[Start of RECORDS SUPPLIED]

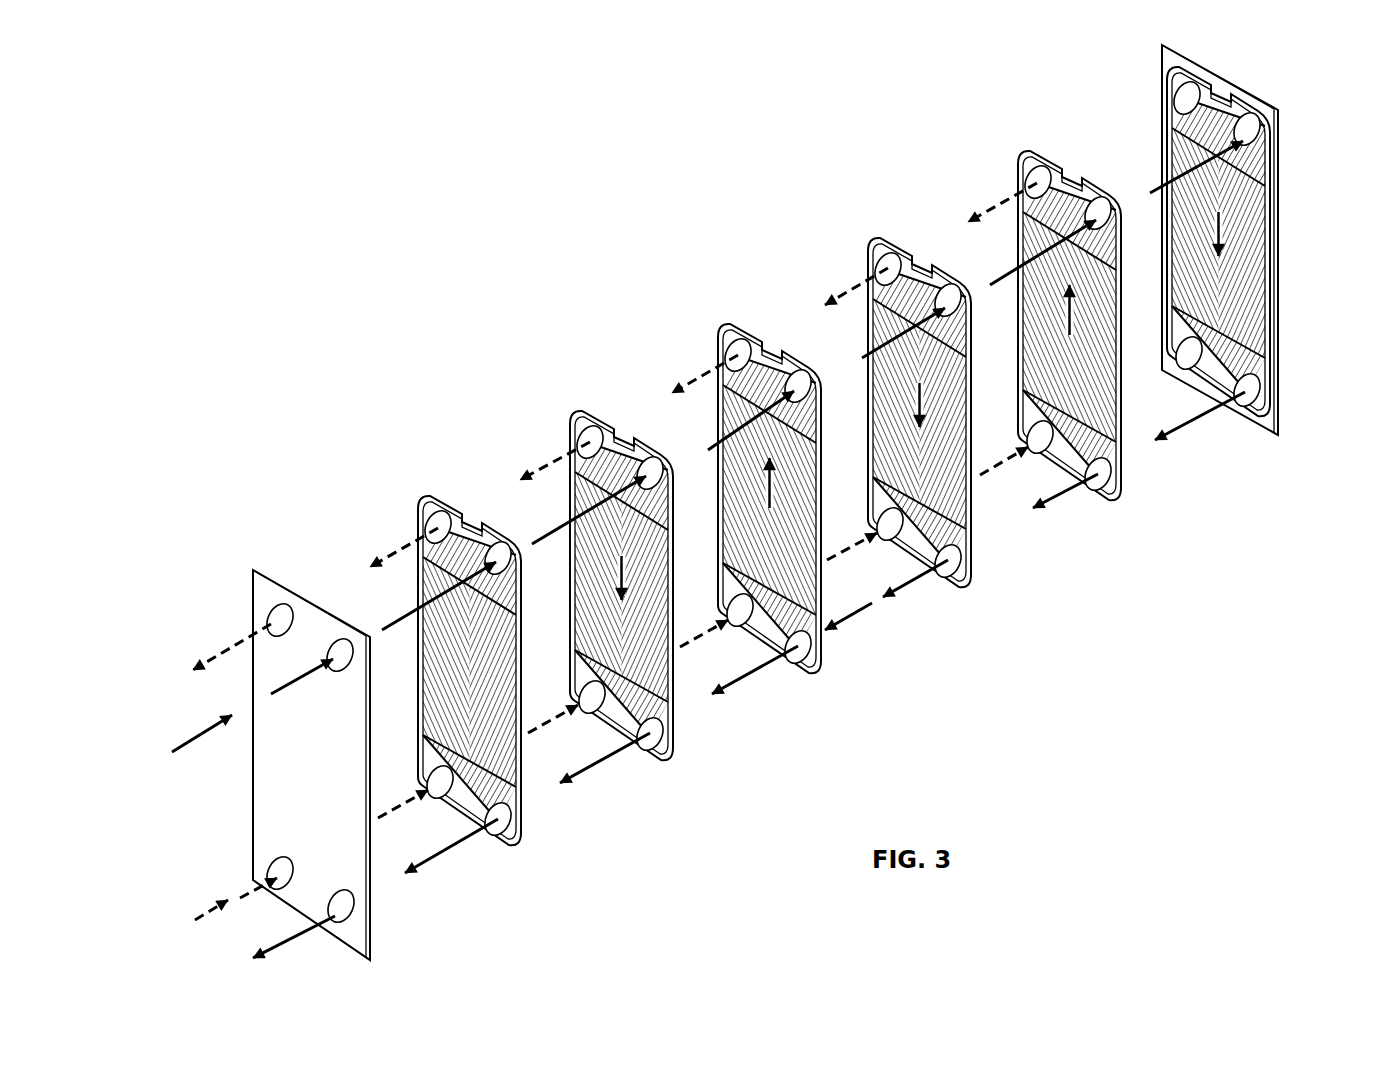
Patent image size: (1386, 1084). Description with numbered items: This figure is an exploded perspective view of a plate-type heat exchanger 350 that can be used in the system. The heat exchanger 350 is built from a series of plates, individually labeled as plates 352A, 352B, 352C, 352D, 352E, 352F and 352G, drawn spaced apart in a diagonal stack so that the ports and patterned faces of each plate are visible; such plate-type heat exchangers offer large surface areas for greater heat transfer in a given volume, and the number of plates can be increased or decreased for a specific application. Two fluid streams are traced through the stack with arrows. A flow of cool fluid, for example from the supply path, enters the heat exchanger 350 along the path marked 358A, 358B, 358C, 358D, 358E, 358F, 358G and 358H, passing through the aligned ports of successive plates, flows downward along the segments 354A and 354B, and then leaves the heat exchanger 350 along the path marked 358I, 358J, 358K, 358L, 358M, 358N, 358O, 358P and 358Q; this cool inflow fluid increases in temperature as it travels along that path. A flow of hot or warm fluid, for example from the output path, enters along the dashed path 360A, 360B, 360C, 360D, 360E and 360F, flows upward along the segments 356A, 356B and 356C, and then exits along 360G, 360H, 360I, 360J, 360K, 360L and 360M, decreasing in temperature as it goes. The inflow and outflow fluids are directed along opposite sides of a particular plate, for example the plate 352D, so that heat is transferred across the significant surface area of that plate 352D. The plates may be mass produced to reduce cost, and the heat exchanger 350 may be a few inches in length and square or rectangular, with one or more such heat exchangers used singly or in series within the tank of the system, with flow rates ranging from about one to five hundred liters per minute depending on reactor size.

The plate-type heat exchanger 350 is at (412, 300).
The plate 352A is at (283, 577).
The plate 352B is at (424, 492).
The plate 352C is at (576, 407).
The plate 352D is at (725, 320).
The plate 352E is at (876, 234).
The plate 352F is at (1026, 147).
The plate 352G is at (1270, 98).
The downward flow path 354A is at (764, 468).
The downward flow path 354B is at (1073, 338).
The upward flow path 356A is at (615, 560).
The upward flow path 356B is at (913, 386).
The upward flow path 356C is at (1225, 220).
The cool fluid inflow path 358A is at (200, 740).
The cool fluid inflow path 358B is at (292, 688).
The cool fluid inflow path 358C is at (420, 608).
The cool fluid inflow path 358D is at (580, 515).
The cool fluid inflow path 358E is at (730, 435).
The cool fluid inflow path 358F is at (880, 350).
The cool fluid inflow path 358G is at (1005, 276).
The cool fluid inflow path 358H is at (1140, 197).
The cool fluid outflow path 358I is at (1200, 433).
The cool fluid outflow path 358J is at (1075, 492).
The cool fluid outflow path 358K is at (918, 573).
The cool fluid outflow path 358L is at (873, 605).
The cool fluid outflow path 358M is at (762, 672).
The cool fluid outflow path 358N is at (612, 760).
The cool fluid outflow path 358O is at (455, 850).
The cool fluid outflow path 358P is at (338, 898).
The cool fluid outflow path 358Q is at (292, 938).
The warm fluid inflow path 360A is at (196, 920).
The warm fluid inflow path 360B is at (240, 897).
The warm fluid inflow path 360C is at (380, 822).
The warm fluid inflow path 360D is at (530, 737).
The warm fluid inflow path 360E is at (683, 650).
The warm fluid inflow path 360F is at (843, 556).
The warm fluid outflow path 360G is at (983, 478).
The warm fluid outflow path 360H is at (1010, 207).
The warm fluid outflow path 360I is at (848, 262).
The warm fluid outflow path 360J is at (690, 355).
The warm fluid outflow path 360K is at (540, 445).
The warm fluid outflow path 360L is at (408, 556).
The warm fluid outflow path 360M is at (238, 635).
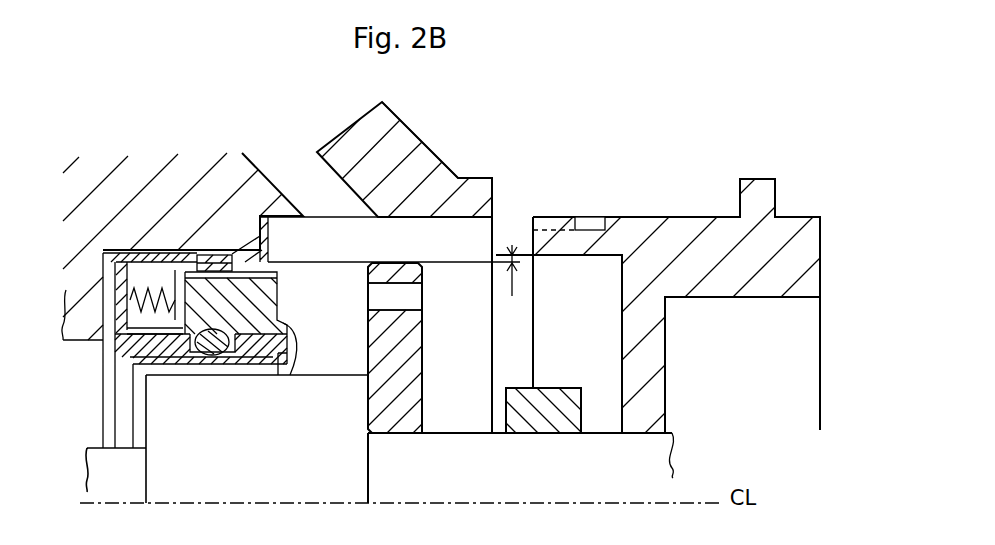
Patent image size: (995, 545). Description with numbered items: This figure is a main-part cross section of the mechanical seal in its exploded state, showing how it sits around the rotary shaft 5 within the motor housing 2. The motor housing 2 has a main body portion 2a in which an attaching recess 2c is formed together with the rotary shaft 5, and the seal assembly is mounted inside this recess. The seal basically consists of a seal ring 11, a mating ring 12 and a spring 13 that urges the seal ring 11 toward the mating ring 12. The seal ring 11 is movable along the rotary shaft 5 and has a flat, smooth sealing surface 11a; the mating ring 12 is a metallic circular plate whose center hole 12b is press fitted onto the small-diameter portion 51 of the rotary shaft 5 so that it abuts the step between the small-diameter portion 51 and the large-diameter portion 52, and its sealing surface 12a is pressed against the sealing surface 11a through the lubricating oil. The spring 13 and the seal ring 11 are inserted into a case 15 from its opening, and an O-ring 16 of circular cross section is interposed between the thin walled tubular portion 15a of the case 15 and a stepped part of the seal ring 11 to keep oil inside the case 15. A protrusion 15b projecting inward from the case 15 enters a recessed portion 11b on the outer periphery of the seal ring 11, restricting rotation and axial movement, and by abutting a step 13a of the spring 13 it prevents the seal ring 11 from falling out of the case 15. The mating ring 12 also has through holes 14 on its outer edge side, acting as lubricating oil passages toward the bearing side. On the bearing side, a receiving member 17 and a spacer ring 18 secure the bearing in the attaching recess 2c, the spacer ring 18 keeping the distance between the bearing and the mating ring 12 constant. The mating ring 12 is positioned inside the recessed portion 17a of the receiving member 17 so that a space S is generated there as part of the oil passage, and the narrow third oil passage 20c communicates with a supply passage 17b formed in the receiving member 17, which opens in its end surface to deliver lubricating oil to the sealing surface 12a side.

The motor housing 2 is at (427, 157).
The main body portion 2a is at (393, 152).
The attaching recess 2c is at (418, 245).
The third oil passage 20c is at (322, 184).
The rotary shaft 5 is at (673, 450).
The seal ring 11 is at (263, 327).
The sealing surface 11a is at (297, 345).
The recessed portion 11b is at (262, 272).
The mating ring 12 is at (390, 398).
The sealing surface 12a is at (365, 328).
The center hole 12b is at (383, 435).
The spring 13 is at (127, 290).
The step 13a is at (180, 277).
The through hole 14 is at (395, 308).
The case 15 is at (132, 353).
The thin walled tubular portion 15a is at (227, 362).
The protrusion 15b is at (213, 265).
The O-ring 16 is at (203, 347).
The receiving member 17 is at (655, 233).
The recessed portion 17a is at (562, 282).
The supply passage 17b is at (585, 227).
The spacer ring 18 is at (522, 422).
The small-diameter portion 51 is at (468, 445).
The large-diameter portion 52 is at (328, 410).
The space S is at (512, 245).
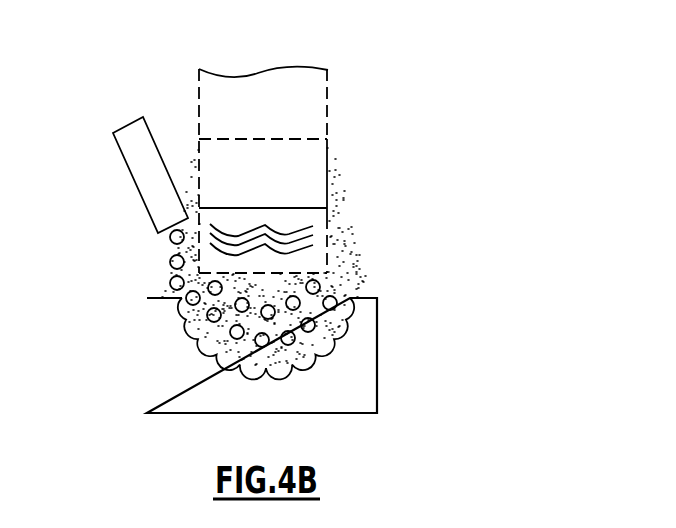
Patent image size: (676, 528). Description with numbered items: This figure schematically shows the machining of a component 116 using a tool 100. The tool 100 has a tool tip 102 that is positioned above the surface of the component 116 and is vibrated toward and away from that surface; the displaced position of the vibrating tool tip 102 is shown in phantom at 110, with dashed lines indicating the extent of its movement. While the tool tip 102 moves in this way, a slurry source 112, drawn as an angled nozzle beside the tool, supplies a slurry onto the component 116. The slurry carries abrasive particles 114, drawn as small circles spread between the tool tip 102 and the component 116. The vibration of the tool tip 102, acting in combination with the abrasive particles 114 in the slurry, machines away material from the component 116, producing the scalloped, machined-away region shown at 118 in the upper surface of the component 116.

[End of RECORDS SUPPLIED]

List every line in the entries above that contains the word "type", copying each such line in full.

RESPONSE BELOW >>
Patent image size: (1386, 1084). Description with numbered items: This figure is an exploded perspective view of a plate-type heat exchanger 350 that can be used in the system. The heat exchanger 350 is built from a series of plates, individually labeled as plates 352A, 352B, 352C, 352D, 352E, 352F and 352G, drawn spaced apart in a diagonal stack so that the ports and patterned faces of each plate are visible; such plate-type heat exchangers offer large surface areas for greater heat transfer in a given volume, and the number of plates can be increased or decreased for a specific application. Two fluid streams are traced through the stack with arrows. A flow of cool fluid, for example from the supply path, enters the heat exchanger 350 along the path marked 358A, 358B, 358C, 358D, 358E, 358F, 358G and 358H, passing through the aligned ports of successive plates, flows downward along the segments 354A and 354B, and then leaves the heat exchanger 350 along the path marked 358I, 358J, 358K, 358L, 358M, 358N, 358O, 358P and 358Q; this cool inflow fluid increases in temperature as it travels along that path. A flow of hot or warm fluid, for example from the output path, enters along the dashed path 360A, 360B, 360C, 360D, 360E and 360F, flows upward along the segments 356A, 356B and 356C, and then exits along 360G, 360H, 360I, 360J, 360K, 360L and 360M, decreasing in temperature as it goes. The inflow and outflow fluids are directed along opposite sides of a particular plate, for example the plate 352D, so that heat is transferred across the significant surface area of that plate 352D. The plates may be mass produced to reduce cost, and the heat exchanger 350 may be a few inches in length and square or rectangular, with one or more such heat exchangers used singly or in series within the tank of the system, with flow rates ranging from about one to five hundred liters per minute depending on reactor size.
The plate-type heat exchanger 350 is at (412, 300).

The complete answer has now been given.